• [To do]
Copy the lines holding the word "fill", all of them.
:: Input rows ::
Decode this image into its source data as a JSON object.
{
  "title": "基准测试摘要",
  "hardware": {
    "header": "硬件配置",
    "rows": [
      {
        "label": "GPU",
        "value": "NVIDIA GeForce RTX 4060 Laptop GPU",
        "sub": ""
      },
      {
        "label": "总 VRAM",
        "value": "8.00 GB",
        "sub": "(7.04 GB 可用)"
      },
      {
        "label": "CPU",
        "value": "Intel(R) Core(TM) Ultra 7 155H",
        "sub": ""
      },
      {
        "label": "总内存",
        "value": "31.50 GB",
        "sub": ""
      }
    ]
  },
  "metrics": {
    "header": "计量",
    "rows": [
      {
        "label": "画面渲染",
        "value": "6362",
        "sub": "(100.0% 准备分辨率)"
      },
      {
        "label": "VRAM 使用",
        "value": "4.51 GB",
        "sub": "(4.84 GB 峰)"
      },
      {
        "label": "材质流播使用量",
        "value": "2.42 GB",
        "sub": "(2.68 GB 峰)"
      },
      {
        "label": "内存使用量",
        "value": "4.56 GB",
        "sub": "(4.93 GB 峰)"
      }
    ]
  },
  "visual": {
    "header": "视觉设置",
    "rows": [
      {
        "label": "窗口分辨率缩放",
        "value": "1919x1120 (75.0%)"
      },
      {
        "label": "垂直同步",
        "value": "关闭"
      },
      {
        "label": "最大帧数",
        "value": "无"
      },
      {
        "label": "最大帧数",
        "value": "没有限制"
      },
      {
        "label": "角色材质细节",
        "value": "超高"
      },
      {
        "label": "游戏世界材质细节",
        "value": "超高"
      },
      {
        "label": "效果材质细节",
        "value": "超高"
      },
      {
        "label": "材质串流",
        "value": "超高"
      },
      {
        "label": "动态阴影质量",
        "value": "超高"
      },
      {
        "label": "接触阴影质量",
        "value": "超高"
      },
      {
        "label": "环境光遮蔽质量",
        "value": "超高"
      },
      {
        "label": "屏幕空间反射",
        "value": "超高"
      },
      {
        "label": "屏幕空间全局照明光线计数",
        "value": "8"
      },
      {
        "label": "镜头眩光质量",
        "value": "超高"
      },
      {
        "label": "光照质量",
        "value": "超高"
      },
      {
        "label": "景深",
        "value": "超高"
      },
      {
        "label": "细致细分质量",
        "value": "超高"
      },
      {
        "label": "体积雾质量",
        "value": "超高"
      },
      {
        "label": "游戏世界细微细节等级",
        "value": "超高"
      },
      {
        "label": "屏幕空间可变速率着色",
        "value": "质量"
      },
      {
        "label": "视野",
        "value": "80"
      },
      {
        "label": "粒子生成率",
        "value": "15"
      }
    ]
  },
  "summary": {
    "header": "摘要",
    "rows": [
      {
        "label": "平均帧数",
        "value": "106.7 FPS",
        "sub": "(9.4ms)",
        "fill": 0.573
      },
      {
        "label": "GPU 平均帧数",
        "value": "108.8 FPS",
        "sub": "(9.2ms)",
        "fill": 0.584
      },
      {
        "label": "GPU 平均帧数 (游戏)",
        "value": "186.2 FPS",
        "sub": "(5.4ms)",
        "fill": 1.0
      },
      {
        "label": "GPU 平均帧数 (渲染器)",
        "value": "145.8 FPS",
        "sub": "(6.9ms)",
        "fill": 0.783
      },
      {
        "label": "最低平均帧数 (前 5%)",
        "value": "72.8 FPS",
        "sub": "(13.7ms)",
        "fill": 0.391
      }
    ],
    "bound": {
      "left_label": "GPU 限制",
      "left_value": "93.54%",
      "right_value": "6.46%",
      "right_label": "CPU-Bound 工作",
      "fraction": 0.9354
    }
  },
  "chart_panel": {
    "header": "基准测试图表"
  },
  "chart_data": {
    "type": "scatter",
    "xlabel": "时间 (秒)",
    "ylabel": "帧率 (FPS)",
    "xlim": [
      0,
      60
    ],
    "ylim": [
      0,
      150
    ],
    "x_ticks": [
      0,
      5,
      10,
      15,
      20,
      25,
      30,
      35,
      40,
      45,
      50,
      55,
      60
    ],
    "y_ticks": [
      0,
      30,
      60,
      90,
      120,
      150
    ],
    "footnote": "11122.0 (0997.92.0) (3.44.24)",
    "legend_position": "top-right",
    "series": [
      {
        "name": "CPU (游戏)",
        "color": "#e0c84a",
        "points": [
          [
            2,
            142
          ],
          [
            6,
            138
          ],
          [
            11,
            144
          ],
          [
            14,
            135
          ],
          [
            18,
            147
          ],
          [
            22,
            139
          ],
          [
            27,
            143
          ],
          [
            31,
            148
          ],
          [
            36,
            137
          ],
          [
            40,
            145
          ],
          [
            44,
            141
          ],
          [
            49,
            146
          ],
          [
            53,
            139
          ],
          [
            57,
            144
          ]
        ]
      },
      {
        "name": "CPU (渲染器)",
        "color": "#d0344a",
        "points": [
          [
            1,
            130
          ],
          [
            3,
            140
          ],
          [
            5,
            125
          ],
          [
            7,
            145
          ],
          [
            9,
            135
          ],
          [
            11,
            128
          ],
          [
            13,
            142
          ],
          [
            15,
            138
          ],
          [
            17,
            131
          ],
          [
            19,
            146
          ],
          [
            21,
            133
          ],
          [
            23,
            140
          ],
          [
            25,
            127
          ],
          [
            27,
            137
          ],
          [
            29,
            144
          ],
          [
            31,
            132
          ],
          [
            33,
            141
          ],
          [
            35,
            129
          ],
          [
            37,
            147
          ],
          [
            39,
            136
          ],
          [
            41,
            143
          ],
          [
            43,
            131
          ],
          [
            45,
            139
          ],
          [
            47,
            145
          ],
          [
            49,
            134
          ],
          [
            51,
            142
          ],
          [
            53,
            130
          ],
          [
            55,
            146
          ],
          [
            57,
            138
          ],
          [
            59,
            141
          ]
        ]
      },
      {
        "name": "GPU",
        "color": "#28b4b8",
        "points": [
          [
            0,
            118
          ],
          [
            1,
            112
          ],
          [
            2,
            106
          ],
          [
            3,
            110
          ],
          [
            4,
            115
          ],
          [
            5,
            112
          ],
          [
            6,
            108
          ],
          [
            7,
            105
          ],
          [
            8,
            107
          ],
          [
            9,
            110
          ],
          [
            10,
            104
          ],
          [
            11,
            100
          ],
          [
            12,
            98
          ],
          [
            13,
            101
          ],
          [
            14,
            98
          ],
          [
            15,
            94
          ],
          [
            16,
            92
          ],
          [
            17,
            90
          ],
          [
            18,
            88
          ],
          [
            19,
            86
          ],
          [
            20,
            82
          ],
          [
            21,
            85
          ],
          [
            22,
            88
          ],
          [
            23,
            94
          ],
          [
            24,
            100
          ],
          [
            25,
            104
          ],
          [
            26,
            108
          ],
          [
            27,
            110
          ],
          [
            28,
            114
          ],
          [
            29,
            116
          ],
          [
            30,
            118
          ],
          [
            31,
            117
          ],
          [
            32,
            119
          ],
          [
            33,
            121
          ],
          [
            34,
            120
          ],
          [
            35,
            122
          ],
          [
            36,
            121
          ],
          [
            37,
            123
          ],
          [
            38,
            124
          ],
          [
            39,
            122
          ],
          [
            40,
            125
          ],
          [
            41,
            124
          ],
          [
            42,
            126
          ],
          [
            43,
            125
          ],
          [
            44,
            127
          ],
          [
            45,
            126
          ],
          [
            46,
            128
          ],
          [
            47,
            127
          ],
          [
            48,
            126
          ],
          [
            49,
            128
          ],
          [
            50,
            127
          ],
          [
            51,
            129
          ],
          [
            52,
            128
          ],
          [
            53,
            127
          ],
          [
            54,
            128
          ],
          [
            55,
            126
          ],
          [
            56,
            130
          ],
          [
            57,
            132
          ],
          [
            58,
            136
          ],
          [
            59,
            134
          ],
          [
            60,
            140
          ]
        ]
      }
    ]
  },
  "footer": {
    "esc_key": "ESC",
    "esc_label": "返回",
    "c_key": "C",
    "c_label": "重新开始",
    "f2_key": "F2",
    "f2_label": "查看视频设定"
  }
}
:::
• [Written solution]
        "fill": 0.573
        "fill": 0.584
        "fill": 1.0
        "fill": 0.783
        "fill": 0.391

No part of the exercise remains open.